-------- Records supplied --------

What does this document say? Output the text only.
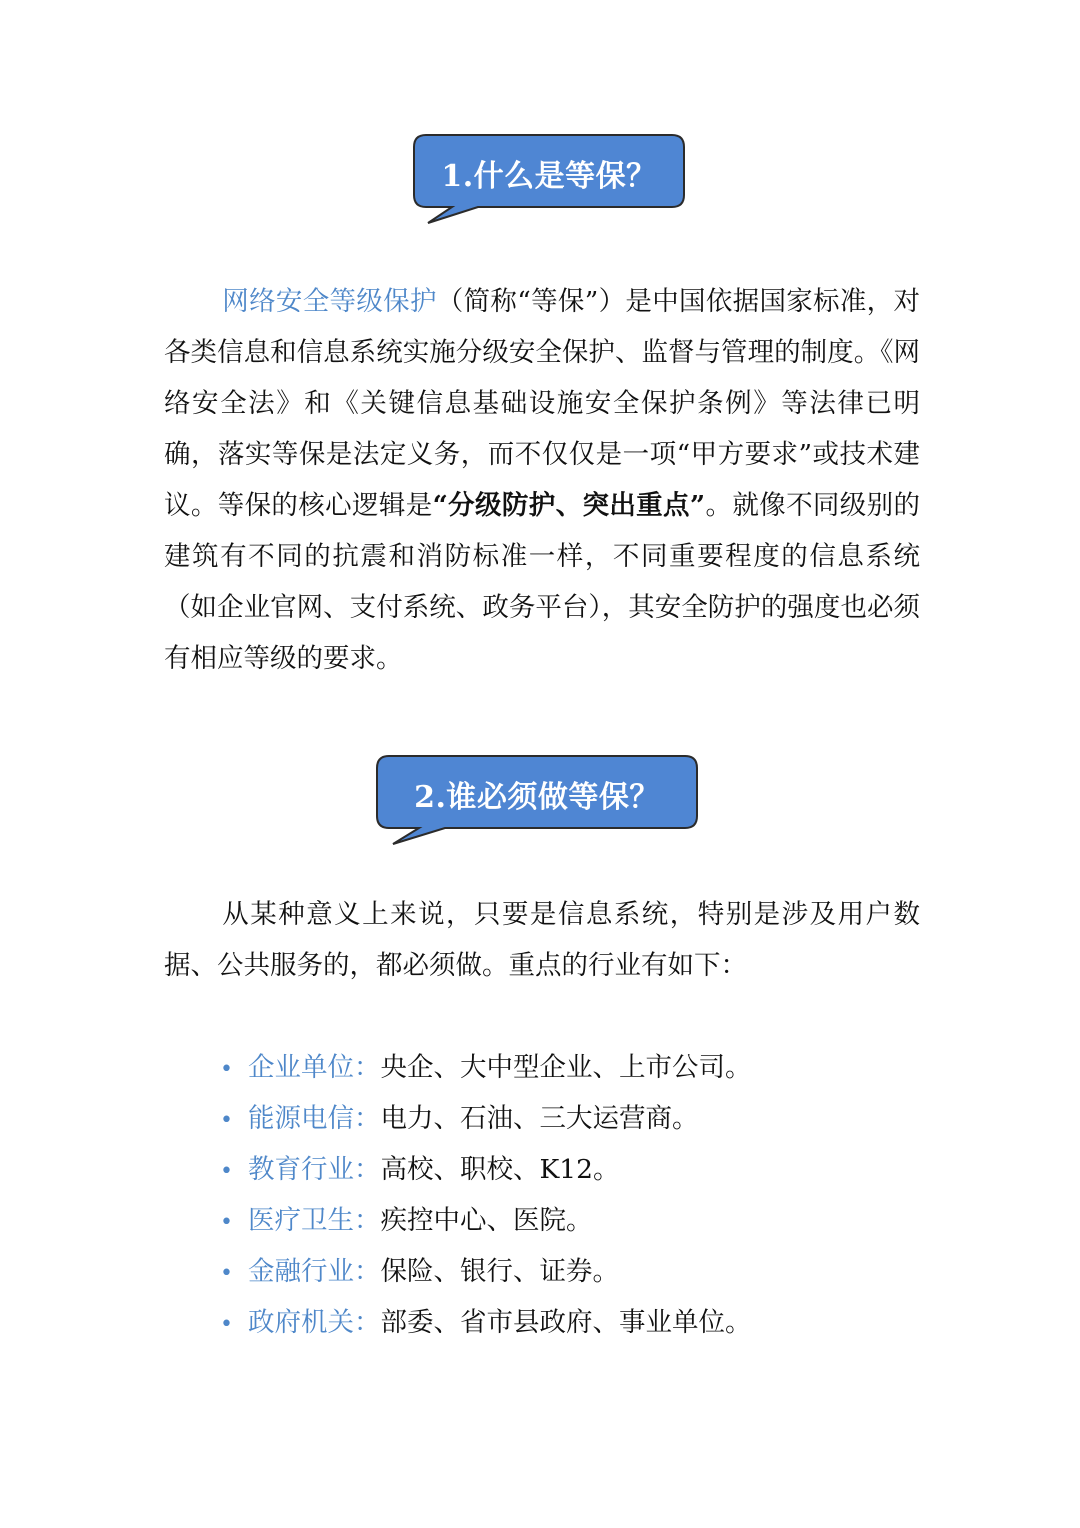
1.什么是等保？

网络安全等级保护（简称“等保”）是中国依据国家标准，对各类信息和信息系统实施分级安全保护、监督与管理的制度。《网络安全法》和《关键信息基础设施安全保护条例》等法律已明确，落实等保是法定义务，而不仅仅是一项“甲方要求”或技术建议。等保的核心逻辑是“分级防护、突出重点”。就像不同级别的建筑有不同的抗震和消防标准一样，不同重要程度的信息系统（如企业官网、支付系统、政务平台），其安全防护的强度也必须有相应等级的要求。

2.谁必须做等保？

从某种意义上来说，只要是信息系统，特别是涉及用户数据、公共服务的，都必须做。重点的行业有如下：

• 企业单位：央企、大中型企业、上市公司。
• 能源电信：电力、石油、三大运营商。
• 教育行业：高校、职校、K12。
• 医疗卫生：疾控中心、医院。
• 金融行业：保险、银行、证券。
• 政府机关：部委、省市县政府、事业单位。
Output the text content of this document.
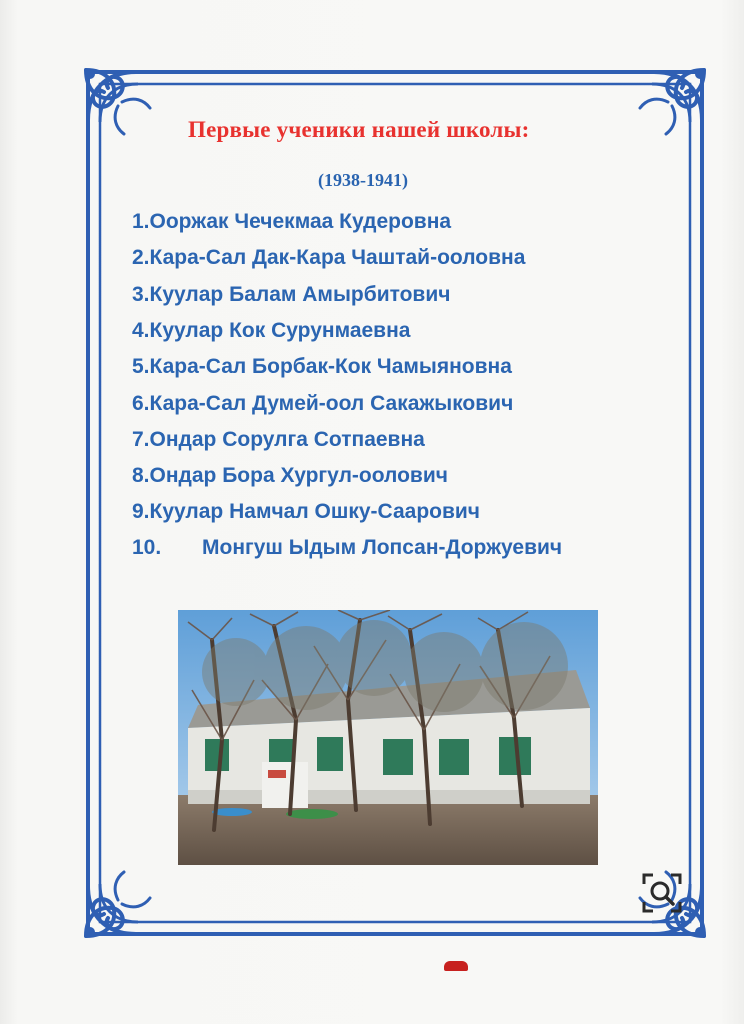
Первые ученики нашей школы:
(1938-1941)
1.Ооржак Чечекмаа Кудеровна
2.Кара-Сал Дак-Кара Чаштай-ооловна
3.Куулар Балам Амырбитович
4.Куулар Кок Сурунмаевна
5.Кара-Сал Борбак-Кок Чамыяновна
6.Кара-Сал Думей-оол Сакажыкович
7.Ондар Сорулга Сотпаевна
8.Ондар Бора Хургул-оолович
9.Куулар Намчал Ошку-Саарович
10. Монгуш Ыдым Лопсан-Доржуевич
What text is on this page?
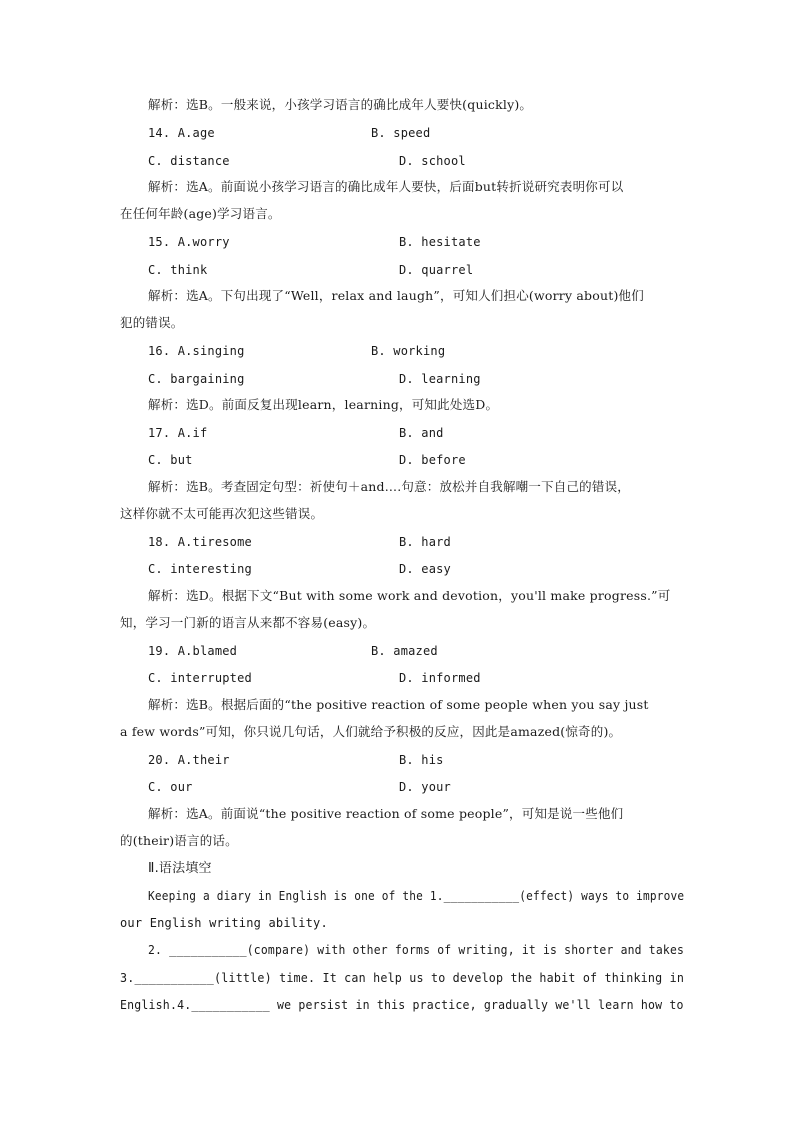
解析：选B。一般来说，小孩学习语言的确比成年人要快(quickly)。
14. A.age	B. speed
C. distance	D. school
解析：选A。前面说小孩学习语言的确比成年人要快，后面but转折说研究表明你可以
在任何年龄(age)学习语言。
15. A.worry	B. hesitate
C. think	D. quarrel
解析：选A。下句出现了“Well，relax and laugh”，可知人们担心(worry about)他们
犯的错误。
16. A.singing	B. working
C. bargaining	D. learning
解析：选D。前面反复出现learn，learning，可知此处选D。
17. A.if	B. and
C. but	D. before
解析：选B。考查固定句型：祈使句＋and....句意：放松并自我解嘲一下自己的错误，
这样你就不太可能再次犯这些错误。
18. A.tiresome	B. hard
C. interesting	D. easy
解析：选D。根据下文“But with some work and devotion，you'll make progress.”可
知，学习一门新的语言从来都不容易(easy)。
19. A.blamed	B. amazed
C. interrupted	D. informed
解析：选B。根据后面的“the positive reaction of some people when you say just
a few words”可知，你只说几句话，人们就给予积极的反应，因此是amazed(惊奇的)。
20. A.their	B. his
C. our	D. your
解析：选A。前面说“the positive reaction of some people”，可知是说一些他们
的(their)语言的话。
Ⅱ.语法填空
Keeping a diary in English is one of the 1.___________(effect) ways to improve
our English writing ability.
2. ___________(compare) with other forms of writing, it is shorter and takes
3.___________(little) time. It can help us to develop the habit of thinking in
English.4.___________ we persist in this practice, gradually we'll learn how to
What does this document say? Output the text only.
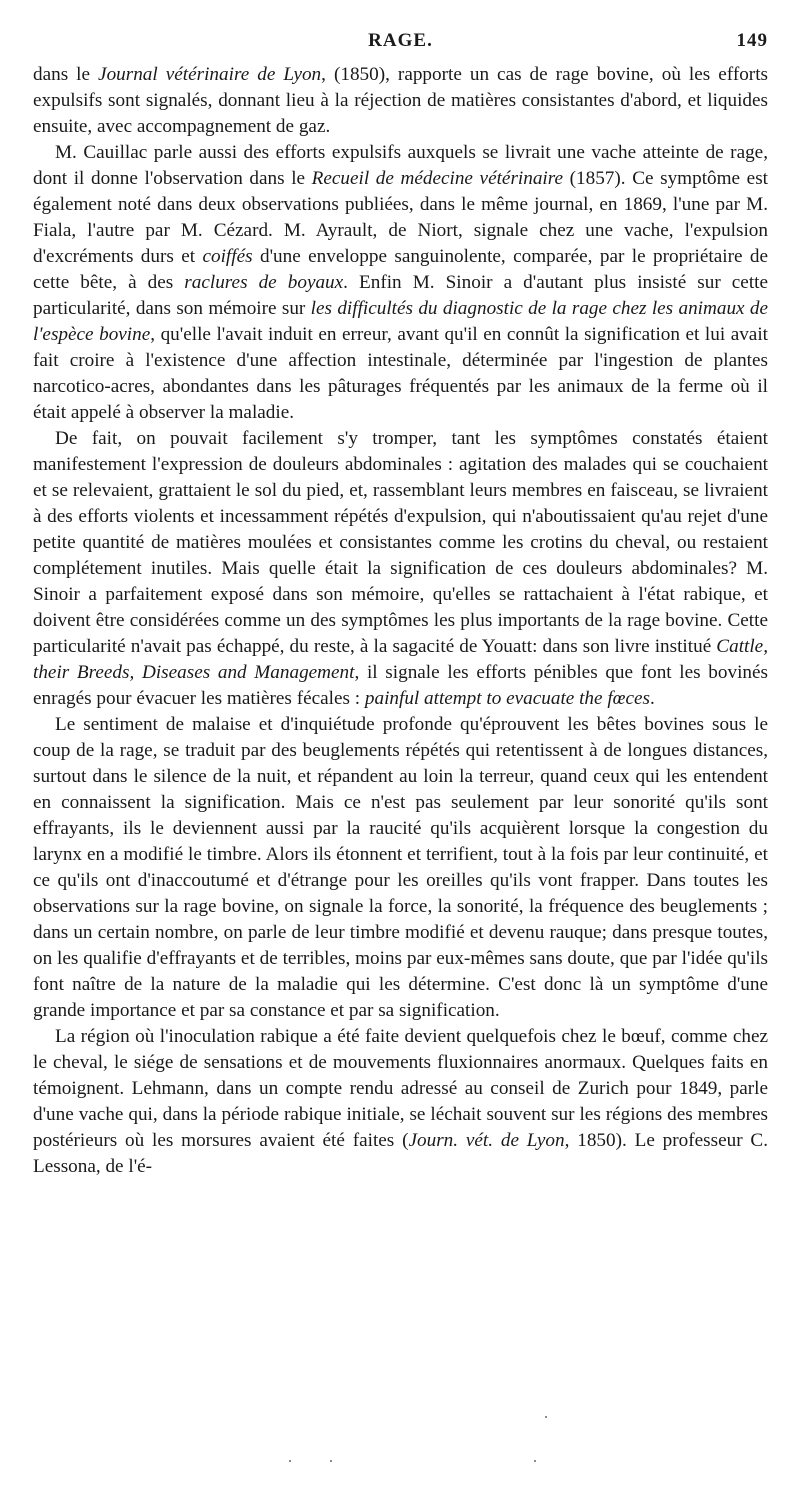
RAGE.	149

dans le Journal vétérinaire de Lyon, (1850), rapporte un cas de rage bovine, où les efforts expulsifs sont signalés, donnant lieu à la réjection de matières consistantes d'abord, et liquides ensuite, avec accompagnement de gaz.

M. Cauillac parle aussi des efforts expulsifs auxquels se livrait une vache atteinte de rage, dont il donne l'observation dans le Recueil de médecine vétérinaire (1857). Ce symptôme est également noté dans deux observations publiées, dans le même journal, en 1869, l'une par M. Fiala, l'autre par M. Cézard. M. Ayrault, de Niort, signale chez une vache, l'expulsion d'excréments durs et coiffés d'une enveloppe sanguinolente, comparée, par le propriétaire de cette bête, à des raclures de boyaux. Enfin M. Sinoir a d'autant plus insisté sur cette particularité, dans son mémoire sur les difficultés du diagnostic de la rage chez les animaux de l'espèce bovine, qu'elle l'avait induit en erreur, avant qu'il en connût la signification et lui avait fait croire à l'existence d'une affection intestinale, déterminée par l'ingestion de plantes narcotico-acres, abondantes dans les pâturages fréquentés par les animaux de la ferme où il était appelé à observer la maladie.

De fait, on pouvait facilement s'y tromper, tant les symptômes constatés étaient manifestement l'expression de douleurs abdominales : agitation des malades qui se couchaient et se relevaient, grattaient le sol du pied, et, rassemblant leurs membres en faisceau, se livraient à des efforts violents et incessamment répétés d'expulsion, qui n'aboutissaient qu'au rejet d'une petite quantité de matières moulées et consistantes comme les crotins du cheval, ou restaient complétement inutiles. Mais quelle était la signification de ces douleurs abdominales? M. Sinoir a parfaitement exposé dans son mémoire, qu'elles se rattachaient à l'état rabique, et doivent être considérées comme un des symptômes les plus importants de la rage bovine. Cette particularité n'avait pas échappé, du reste, à la sagacité de Youatt: dans son livre institué Cattle, their Breeds, Diseases and Management, il signale les efforts pénibles que font les bovinés enragés pour évacuer les matières fécales : painful attempt to evacuate the fœces.

Le sentiment de malaise et d'inquiétude profonde qu'éprouvent les bêtes bovines sous le coup de la rage, se traduit par des beuglements répétés qui retentissent à de longues distances, surtout dans le silence de la nuit, et répandent au loin la terreur, quand ceux qui les entendent en connaissent la signification. Mais ce n'est pas seulement par leur sonorité qu'ils sont effrayants, ils le deviennent aussi par la raucité qu'ils acquièrent lorsque la congestion du larynx en a modifié le timbre. Alors ils étonnent et terrifient, tout à la fois par leur continuité, et ce qu'ils ont d'inaccoutumé et d'étrange pour les oreilles qu'ils vont frapper. Dans toutes les observations sur la rage bovine, on signale la force, la sonorité, la fréquence des beuglements ; dans un certain nombre, on parle de leur timbre modifié et devenu rauque; dans presque toutes, on les qualifie d'effrayants et de terribles, moins par eux-mêmes sans doute, que par l'idée qu'ils font naître de la nature de la maladie qui les détermine. C'est donc là un symptôme d'une grande importance et par sa constance et par sa signification.

La région où l'inoculation rabique a été faite devient quelquefois chez le bœuf, comme chez le cheval, le siége de sensations et de mouvements fluxionnaires anormaux. Quelques faits en témoignent. Lehmann, dans un compte rendu adressé au conseil de Zurich pour 1849, parle d'une vache qui, dans la période rabique initiale, se léchait souvent sur les régions des membres postérieurs où les morsures avaient été faites (Journ. vét. de Lyon, 1850). Le professeur C. Lessona, de l'é-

--------

Goal. Your answer should be a single number: how many lines of the material contain the word "English".

Reply to the task. 3